## TASK REQUIREMENTS
Write out the complete material exactly as it stands.

Dataset rows about figures:
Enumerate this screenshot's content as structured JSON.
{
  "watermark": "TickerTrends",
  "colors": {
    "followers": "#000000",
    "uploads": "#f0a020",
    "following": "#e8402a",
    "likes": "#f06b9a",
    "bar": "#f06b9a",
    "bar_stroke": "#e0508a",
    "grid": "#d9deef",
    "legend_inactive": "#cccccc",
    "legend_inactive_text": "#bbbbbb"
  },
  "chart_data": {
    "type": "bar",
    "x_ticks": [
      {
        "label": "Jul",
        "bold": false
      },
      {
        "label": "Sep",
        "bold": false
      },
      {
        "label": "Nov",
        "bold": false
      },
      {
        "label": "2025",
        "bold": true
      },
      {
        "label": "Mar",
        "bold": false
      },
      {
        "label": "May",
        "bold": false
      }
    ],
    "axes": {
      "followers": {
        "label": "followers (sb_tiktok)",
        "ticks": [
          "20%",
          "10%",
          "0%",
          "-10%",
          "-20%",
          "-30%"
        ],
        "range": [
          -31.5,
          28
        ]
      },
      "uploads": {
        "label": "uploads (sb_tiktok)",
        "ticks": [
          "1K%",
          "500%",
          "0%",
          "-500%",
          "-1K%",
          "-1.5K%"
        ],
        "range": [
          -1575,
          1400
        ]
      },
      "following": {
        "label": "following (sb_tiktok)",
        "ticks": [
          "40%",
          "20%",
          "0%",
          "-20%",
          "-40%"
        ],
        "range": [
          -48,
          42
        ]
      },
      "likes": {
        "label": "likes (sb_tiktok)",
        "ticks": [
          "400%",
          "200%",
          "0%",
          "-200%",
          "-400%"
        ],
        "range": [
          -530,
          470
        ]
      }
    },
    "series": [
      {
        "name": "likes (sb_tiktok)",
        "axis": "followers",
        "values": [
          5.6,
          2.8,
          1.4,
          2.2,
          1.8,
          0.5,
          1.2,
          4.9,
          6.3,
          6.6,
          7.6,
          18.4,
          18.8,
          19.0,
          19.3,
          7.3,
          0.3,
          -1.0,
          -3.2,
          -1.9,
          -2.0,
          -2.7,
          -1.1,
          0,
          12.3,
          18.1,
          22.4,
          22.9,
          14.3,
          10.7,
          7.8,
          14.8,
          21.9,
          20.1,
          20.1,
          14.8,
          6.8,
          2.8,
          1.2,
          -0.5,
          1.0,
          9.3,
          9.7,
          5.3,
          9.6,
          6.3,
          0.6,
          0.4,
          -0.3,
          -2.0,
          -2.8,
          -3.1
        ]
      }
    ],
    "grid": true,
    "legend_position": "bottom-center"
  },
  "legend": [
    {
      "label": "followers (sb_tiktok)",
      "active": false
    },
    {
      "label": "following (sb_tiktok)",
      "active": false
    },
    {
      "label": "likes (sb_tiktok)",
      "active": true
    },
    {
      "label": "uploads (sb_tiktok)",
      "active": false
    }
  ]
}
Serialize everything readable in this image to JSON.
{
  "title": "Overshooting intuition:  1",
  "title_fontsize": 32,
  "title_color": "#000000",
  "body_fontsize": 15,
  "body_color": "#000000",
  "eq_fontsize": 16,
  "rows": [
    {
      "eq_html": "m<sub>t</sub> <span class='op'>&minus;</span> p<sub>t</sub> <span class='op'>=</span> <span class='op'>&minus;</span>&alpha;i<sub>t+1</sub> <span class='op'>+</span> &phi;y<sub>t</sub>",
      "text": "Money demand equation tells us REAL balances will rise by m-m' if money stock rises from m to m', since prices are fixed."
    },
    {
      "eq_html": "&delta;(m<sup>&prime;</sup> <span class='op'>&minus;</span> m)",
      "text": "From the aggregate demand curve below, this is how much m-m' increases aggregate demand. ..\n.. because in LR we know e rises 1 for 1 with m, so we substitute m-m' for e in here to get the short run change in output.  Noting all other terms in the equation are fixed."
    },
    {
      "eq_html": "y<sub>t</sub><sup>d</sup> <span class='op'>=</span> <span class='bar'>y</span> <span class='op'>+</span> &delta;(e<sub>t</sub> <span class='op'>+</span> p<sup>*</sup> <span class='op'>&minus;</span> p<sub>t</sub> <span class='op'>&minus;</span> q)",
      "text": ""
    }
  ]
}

## FINAL RESULT
Enumerate this screenshot's content as structured JSON.
{
  "watermark": "TickerTrends",
  "colors": {
    "followers": "#000000",
    "uploads": "#f0a020",
    "following": "#e8402a",
    "likes": "#f06b9a",
    "bar": "#f06b9a",
    "bar_stroke": "#e0508a",
    "grid": "#d9deef",
    "legend_inactive": "#cccccc",
    "legend_inactive_text": "#bbbbbb"
  },
  "chart_data": {
    "type": "bar",
    "x_ticks": [
      {
        "label": "Jul",
        "bold": false
      },
      {
        "label": "Sep",
        "bold": false
      },
      {
        "label": "Nov",
        "bold": false
      },
      {
        "label": "2025",
        "bold": true
      },
      {
        "label": "Mar",
        "bold": false
      },
      {
        "label": "May",
        "bold": false
      }
    ],
    "axes": {
      "followers": {
        "label": "followers (sb_tiktok)",
        "ticks": [
          "20%",
          "10%",
          "0%",
          "-10%",
          "-20%",
          "-30%"
        ],
        "range": [
          -31.5,
          28
        ]
      },
      "uploads": {
        "label": "uploads (sb_tiktok)",
        "ticks": [
          "1K%",
          "500%",
          "0%",
          "-500%",
          "-1K%",
          "-1.5K%"
        ],
        "range": [
          -1575,
          1400
        ]
      },
      "following": {
        "label": "following (sb_tiktok)",
        "ticks": [
          "40%",
          "20%",
          "0%",
          "-20%",
          "-40%"
        ],
        "range": [
          -48,
          42
        ]
      },
      "likes": {
        "label": "likes (sb_tiktok)",
        "ticks": [
          "400%",
          "200%",
          "0%",
          "-200%",
          "-400%"
        ],
        "range": [
          -530,
          470
        ]
      }
    },
    "series": [
      {
        "name": "likes (sb_tiktok)",
        "axis": "followers",
        "values": [
          5.6,
          2.8,
          1.4,
          2.2,
          1.8,
          0.5,
          1.2,
          4.9,
          6.3,
          6.6,
          7.6,
          18.4,
          18.8,
          19.0,
          19.3,
          7.3,
          0.3,
          -1.0,
          -3.2,
          -1.9,
          -2.0,
          -2.7,
          -1.1,
          0,
          12.3,
          18.1,
          22.4,
          22.9,
          14.3,
          10.7,
          7.8,
          14.8,
          21.9,
          20.1,
          20.1,
          14.8,
          6.8,
          2.8,
          1.2,
          -0.5,
          1.0,
          9.3,
          9.7,
          5.3,
          9.6,
          6.3,
          0.6,
          0.4,
          -0.3,
          -2.0,
          -2.8,
          -3.1
        ]
      }
    ],
    "grid": true,
    "legend_position": "bottom-center"
  },
  "legend": [
    {
      "label": "followers (sb_tiktok)",
      "active": false
    },
    {
      "label": "following (sb_tiktok)",
      "active": false
    },
    {
      "label": "likes (sb_tiktok)",
      "active": true
    },
    {
      "label": "uploads (sb_tiktok)",
      "active": false
    }
  ]
}
Serialize everything readable in this image to JSON.
{
  "title": "Overshooting intuition:  1",
  "title_fontsize": 32,
  "title_color": "#000000",
  "body_fontsize": 15,
  "body_color": "#000000",
  "eq_fontsize": 16,
  "rows": [
    {
      "eq_html": "m<sub>t</sub> <span class='op'>&minus;</span> p<sub>t</sub> <span class='op'>=</span> <span class='op'>&minus;</span>&alpha;i<sub>t+1</sub> <span class='op'>+</span> &phi;y<sub>t</sub>",
      "text": "Money demand equation tells us REAL balances will rise by m-m' if money stock rises from m to m', since prices are fixed."
    },
    {
      "eq_html": "&delta;(m<sup>&prime;</sup> <span class='op'>&minus;</span> m)",
      "text": "From the aggregate demand curve below, this is how much m-m' increases aggregate demand. ..\n.. because in LR we know e rises 1 for 1 with m, so we substitute m-m' for e in here to get the short run change in output.  Noting all other terms in the equation are fixed."
    },
    {
      "eq_html": "y<sub>t</sub><sup>d</sup> <span class='op'>=</span> <span class='bar'>y</span> <span class='op'>+</span> &delta;(e<sub>t</sub> <span class='op'>+</span> p<sup>*</sup> <span class='op'>&minus;</span> p<sub>t</sub> <span class='op'>&minus;</span> q)",
      "text": ""
    }
  ]
}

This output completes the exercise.